Source data:
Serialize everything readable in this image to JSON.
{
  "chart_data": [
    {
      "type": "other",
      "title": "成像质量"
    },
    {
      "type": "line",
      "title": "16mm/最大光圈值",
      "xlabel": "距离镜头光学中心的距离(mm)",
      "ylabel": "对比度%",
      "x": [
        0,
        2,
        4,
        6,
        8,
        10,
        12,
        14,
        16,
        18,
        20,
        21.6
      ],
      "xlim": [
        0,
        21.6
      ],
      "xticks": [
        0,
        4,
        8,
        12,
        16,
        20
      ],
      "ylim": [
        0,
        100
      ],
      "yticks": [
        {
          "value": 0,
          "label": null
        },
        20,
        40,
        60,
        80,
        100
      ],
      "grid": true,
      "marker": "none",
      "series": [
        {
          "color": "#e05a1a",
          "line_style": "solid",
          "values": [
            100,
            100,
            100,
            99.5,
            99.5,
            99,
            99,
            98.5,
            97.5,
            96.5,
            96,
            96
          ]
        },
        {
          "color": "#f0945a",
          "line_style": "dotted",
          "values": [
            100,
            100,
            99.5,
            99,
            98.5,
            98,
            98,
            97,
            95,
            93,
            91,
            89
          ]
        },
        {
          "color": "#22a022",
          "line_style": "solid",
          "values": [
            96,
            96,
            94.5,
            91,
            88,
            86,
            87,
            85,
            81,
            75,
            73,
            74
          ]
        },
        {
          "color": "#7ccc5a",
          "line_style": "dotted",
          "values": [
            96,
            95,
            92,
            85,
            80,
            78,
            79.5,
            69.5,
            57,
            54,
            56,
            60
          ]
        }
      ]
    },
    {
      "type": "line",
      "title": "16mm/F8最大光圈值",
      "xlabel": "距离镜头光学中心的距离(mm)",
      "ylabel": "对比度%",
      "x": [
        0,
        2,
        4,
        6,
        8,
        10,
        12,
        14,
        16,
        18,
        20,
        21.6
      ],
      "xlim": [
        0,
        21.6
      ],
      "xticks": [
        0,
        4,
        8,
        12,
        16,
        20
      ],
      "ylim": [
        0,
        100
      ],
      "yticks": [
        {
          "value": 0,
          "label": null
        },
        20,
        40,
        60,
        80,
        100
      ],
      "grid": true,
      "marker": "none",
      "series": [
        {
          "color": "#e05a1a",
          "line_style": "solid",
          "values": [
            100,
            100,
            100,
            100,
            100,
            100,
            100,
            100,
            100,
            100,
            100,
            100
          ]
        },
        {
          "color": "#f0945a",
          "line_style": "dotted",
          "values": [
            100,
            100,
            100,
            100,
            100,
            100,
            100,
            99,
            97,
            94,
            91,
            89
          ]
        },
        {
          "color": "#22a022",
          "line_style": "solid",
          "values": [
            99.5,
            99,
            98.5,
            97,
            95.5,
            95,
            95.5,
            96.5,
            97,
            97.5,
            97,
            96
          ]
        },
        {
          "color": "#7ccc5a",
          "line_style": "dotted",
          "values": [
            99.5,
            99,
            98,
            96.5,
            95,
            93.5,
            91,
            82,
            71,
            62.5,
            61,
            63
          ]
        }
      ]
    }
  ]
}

Aim: Collect each line holding the string "title".

Worked solution:
      "title": "成像质量"
      "title": "16mm/最大光圈值",
      "title": "16mm/F8最大光圈值",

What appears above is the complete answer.